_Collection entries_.
* Begin *

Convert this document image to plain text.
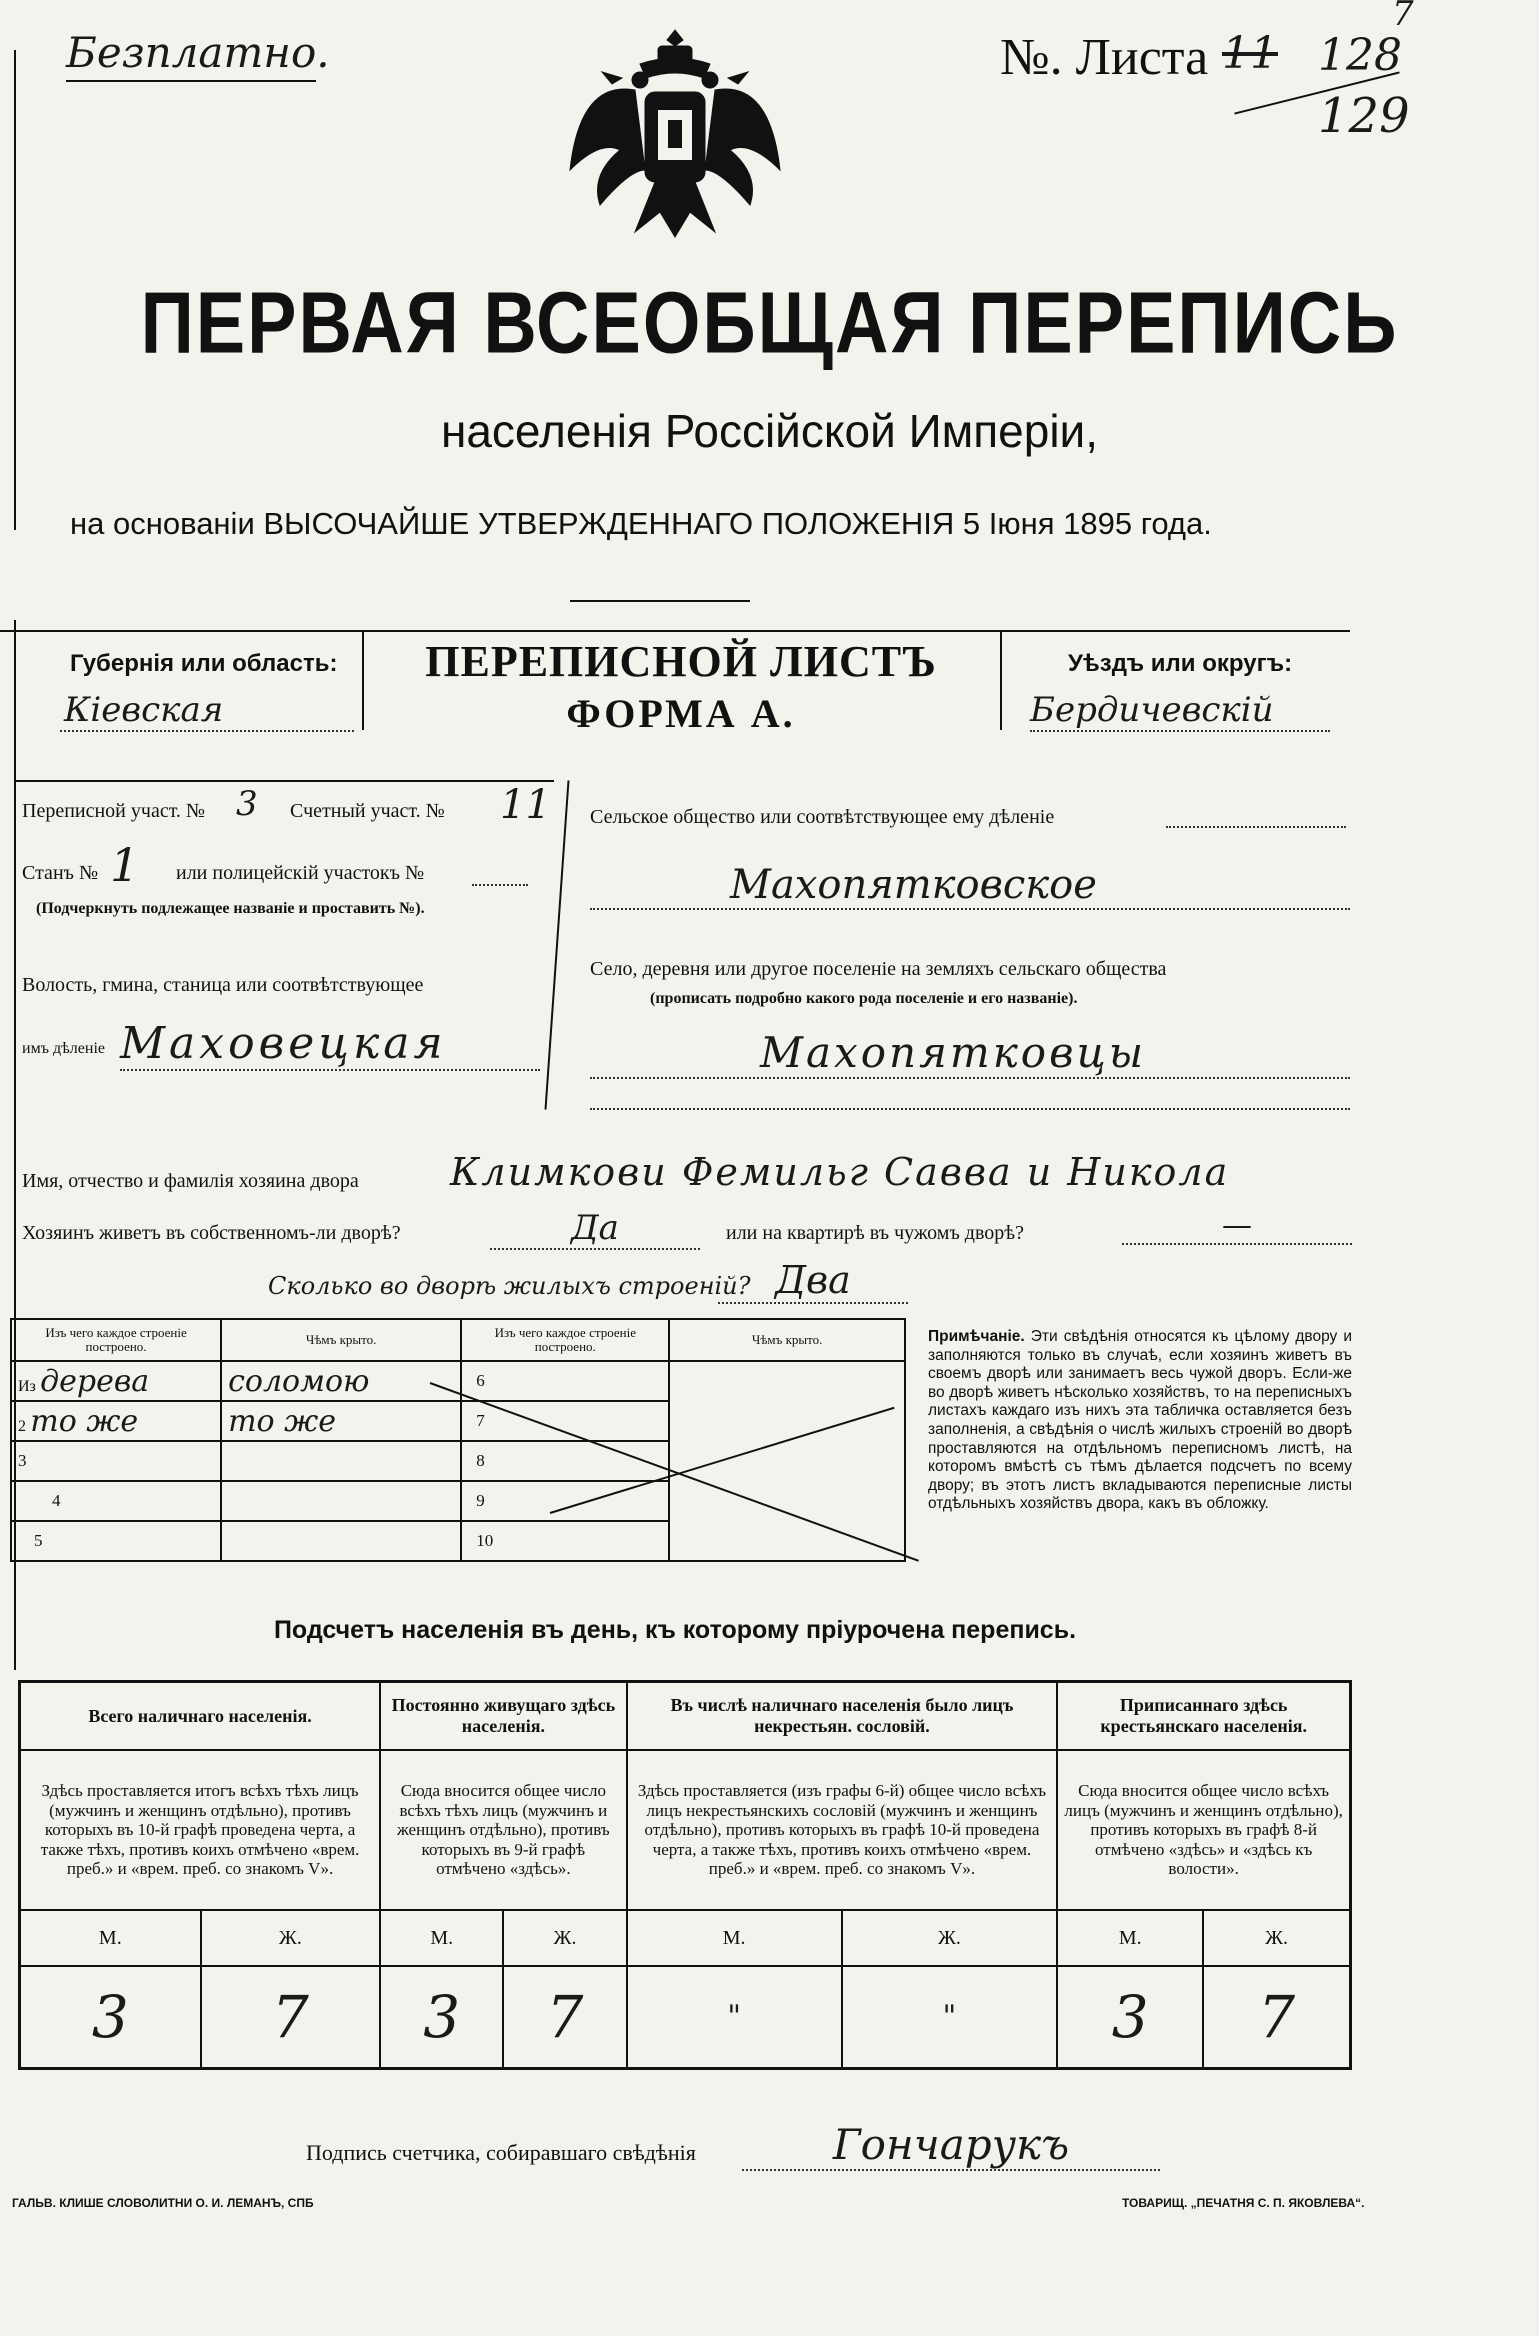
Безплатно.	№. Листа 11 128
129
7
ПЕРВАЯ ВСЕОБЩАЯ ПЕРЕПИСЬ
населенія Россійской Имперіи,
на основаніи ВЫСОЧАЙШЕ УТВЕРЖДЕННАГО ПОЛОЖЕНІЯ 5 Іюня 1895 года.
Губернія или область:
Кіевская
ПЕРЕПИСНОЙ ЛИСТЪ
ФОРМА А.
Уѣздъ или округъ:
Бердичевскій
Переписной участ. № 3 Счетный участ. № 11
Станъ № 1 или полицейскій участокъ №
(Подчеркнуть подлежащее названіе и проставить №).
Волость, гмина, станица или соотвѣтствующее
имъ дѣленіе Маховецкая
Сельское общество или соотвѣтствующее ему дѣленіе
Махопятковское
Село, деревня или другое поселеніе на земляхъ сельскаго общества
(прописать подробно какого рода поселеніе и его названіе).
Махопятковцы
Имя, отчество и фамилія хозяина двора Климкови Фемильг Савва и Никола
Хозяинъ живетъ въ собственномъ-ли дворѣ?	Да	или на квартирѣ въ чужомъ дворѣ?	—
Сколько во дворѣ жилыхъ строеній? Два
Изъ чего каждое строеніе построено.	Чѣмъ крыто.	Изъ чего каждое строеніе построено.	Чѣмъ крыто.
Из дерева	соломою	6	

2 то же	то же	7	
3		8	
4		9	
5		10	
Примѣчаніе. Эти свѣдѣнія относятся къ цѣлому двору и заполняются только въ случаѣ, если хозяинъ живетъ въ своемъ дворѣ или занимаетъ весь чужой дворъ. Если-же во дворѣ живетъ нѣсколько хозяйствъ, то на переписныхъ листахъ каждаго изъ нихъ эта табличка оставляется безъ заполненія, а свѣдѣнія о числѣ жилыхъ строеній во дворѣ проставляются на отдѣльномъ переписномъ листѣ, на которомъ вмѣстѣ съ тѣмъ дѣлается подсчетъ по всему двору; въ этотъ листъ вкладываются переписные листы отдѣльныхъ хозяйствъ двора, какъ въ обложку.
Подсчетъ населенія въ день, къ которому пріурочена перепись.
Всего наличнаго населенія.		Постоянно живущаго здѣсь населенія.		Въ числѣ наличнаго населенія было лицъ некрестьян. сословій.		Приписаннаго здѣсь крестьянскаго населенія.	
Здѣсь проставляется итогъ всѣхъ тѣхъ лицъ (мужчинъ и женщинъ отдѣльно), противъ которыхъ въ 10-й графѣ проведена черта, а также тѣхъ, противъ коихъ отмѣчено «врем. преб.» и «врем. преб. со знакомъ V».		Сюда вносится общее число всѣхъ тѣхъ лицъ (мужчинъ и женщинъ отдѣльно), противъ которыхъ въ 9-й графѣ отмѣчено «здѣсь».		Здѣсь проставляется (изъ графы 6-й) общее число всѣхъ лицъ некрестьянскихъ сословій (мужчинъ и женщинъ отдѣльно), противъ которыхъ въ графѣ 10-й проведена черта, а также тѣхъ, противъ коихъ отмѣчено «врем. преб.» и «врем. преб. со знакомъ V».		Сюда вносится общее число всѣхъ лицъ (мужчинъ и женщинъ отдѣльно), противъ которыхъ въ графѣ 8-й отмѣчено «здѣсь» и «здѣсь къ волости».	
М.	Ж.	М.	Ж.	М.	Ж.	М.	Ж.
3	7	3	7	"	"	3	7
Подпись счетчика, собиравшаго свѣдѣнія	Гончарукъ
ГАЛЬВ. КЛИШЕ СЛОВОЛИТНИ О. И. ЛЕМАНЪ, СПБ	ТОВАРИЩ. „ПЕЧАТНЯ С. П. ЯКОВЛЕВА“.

* End *

_TO DO_. List all lines holding the string "дѣленіе".

_RESPONSE_.
имъ дѣленіе Маховецкая
Сельское общество или соотвѣтствующее ему дѣленіе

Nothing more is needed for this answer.